## begin
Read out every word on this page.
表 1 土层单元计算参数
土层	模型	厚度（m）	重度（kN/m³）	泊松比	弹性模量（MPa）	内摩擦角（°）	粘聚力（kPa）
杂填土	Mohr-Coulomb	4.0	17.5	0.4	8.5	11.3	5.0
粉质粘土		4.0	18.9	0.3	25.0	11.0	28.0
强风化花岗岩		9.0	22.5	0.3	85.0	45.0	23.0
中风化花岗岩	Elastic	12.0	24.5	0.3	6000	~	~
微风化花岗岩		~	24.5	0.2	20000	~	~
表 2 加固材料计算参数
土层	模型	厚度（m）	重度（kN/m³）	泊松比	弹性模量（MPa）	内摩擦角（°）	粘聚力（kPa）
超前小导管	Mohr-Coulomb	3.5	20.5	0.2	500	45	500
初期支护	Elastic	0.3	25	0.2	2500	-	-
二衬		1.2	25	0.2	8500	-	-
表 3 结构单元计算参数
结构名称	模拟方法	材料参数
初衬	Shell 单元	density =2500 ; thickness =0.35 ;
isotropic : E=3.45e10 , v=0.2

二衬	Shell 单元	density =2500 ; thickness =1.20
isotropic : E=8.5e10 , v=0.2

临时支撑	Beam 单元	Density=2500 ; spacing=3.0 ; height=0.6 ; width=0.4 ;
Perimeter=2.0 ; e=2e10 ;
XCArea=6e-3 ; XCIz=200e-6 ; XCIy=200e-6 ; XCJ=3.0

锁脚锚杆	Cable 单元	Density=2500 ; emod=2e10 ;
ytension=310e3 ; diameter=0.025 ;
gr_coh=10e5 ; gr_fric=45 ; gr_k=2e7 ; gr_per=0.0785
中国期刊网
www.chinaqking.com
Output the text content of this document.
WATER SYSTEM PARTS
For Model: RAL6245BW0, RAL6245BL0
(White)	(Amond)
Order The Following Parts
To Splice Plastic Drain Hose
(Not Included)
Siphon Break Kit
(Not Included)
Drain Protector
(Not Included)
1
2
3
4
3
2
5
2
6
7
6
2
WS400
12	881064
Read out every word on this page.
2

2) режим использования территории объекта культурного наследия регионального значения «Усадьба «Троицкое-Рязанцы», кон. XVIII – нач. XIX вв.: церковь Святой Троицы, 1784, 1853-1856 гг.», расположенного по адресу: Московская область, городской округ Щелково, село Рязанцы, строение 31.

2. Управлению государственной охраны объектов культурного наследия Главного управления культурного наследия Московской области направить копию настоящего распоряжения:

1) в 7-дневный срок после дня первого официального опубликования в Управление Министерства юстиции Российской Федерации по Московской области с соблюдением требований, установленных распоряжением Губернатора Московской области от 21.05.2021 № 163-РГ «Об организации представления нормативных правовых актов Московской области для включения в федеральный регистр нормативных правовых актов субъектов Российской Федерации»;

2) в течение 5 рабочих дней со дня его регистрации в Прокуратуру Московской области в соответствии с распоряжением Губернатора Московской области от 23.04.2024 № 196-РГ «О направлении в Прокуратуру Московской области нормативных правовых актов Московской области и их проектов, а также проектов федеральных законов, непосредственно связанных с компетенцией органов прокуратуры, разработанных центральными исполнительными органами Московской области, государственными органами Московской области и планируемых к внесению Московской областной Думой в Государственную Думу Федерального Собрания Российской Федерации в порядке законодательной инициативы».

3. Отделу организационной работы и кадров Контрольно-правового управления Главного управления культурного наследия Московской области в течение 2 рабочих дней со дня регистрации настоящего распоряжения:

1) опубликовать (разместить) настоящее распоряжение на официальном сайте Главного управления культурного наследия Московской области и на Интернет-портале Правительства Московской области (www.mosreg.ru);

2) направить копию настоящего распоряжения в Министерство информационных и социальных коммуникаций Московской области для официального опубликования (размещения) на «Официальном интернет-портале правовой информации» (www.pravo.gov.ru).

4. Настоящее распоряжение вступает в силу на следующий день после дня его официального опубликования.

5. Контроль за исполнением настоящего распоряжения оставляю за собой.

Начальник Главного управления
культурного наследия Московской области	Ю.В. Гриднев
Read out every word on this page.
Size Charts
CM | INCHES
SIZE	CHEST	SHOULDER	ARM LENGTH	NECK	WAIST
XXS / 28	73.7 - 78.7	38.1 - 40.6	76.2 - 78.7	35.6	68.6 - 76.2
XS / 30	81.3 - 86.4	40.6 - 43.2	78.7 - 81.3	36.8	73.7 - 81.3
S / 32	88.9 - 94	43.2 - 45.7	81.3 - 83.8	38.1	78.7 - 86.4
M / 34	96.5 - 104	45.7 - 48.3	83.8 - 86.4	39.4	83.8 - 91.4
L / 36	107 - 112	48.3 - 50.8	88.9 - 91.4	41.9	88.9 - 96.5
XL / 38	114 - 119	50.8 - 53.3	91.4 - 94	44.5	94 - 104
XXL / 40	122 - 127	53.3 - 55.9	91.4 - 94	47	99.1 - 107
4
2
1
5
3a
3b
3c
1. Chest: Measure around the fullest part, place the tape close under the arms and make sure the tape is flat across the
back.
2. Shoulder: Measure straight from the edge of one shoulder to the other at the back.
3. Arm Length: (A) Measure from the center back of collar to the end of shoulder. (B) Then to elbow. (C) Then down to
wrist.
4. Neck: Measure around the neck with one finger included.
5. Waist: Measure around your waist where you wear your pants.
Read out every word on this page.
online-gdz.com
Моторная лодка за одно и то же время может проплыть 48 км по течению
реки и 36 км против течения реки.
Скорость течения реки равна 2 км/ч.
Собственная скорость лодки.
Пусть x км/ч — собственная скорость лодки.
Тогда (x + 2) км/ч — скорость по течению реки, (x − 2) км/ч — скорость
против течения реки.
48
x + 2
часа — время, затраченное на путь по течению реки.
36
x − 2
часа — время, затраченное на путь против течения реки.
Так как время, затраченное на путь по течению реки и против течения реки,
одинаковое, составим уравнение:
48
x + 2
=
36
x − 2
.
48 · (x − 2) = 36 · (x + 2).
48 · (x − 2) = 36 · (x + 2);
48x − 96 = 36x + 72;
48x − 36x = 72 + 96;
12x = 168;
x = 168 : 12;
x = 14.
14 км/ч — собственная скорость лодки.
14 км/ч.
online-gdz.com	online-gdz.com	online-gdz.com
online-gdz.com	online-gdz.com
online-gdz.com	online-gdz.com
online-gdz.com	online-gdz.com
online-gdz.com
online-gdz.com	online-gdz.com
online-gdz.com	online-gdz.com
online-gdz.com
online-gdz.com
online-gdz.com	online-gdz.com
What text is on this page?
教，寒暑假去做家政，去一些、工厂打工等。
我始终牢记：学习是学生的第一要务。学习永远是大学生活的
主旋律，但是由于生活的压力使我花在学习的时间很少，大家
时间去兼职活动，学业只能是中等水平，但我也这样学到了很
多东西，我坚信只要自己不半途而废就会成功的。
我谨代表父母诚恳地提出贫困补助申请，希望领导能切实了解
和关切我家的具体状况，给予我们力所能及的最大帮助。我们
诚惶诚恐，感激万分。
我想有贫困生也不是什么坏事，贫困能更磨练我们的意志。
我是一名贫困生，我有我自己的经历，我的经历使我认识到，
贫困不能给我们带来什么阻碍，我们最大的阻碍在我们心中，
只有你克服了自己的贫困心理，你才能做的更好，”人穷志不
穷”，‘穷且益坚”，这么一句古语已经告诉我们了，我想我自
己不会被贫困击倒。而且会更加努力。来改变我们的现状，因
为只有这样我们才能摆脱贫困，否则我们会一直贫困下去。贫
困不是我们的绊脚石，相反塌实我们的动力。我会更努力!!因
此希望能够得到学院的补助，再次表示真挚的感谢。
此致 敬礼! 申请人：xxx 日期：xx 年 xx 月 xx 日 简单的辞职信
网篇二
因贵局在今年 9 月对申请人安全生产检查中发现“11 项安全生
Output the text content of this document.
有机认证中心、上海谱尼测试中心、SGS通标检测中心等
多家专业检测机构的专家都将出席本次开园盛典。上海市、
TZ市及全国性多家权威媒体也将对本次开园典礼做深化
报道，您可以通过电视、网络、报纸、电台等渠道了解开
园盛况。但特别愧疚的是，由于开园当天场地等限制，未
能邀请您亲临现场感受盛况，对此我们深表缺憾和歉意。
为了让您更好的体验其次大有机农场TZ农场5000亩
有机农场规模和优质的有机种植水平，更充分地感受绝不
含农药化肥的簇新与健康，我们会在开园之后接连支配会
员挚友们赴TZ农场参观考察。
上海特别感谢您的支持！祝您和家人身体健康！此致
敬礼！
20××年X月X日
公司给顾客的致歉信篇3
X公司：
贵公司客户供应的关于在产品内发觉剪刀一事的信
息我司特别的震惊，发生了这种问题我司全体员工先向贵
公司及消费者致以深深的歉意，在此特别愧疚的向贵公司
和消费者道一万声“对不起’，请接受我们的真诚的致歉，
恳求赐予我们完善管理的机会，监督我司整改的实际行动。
## end
◆ EXERCISE BRIEF:
Scan the material above. Copy each line that holds the word "время".

◆ ANSWER IN FULL:
Моторная лодка за одно и то же время может проплыть 48 км по течению
часа — время, затраченное на путь по течению реки.
часа — время, затраченное на путь против течения реки.
Так как время, затраченное на путь по течению реки и против течения реки,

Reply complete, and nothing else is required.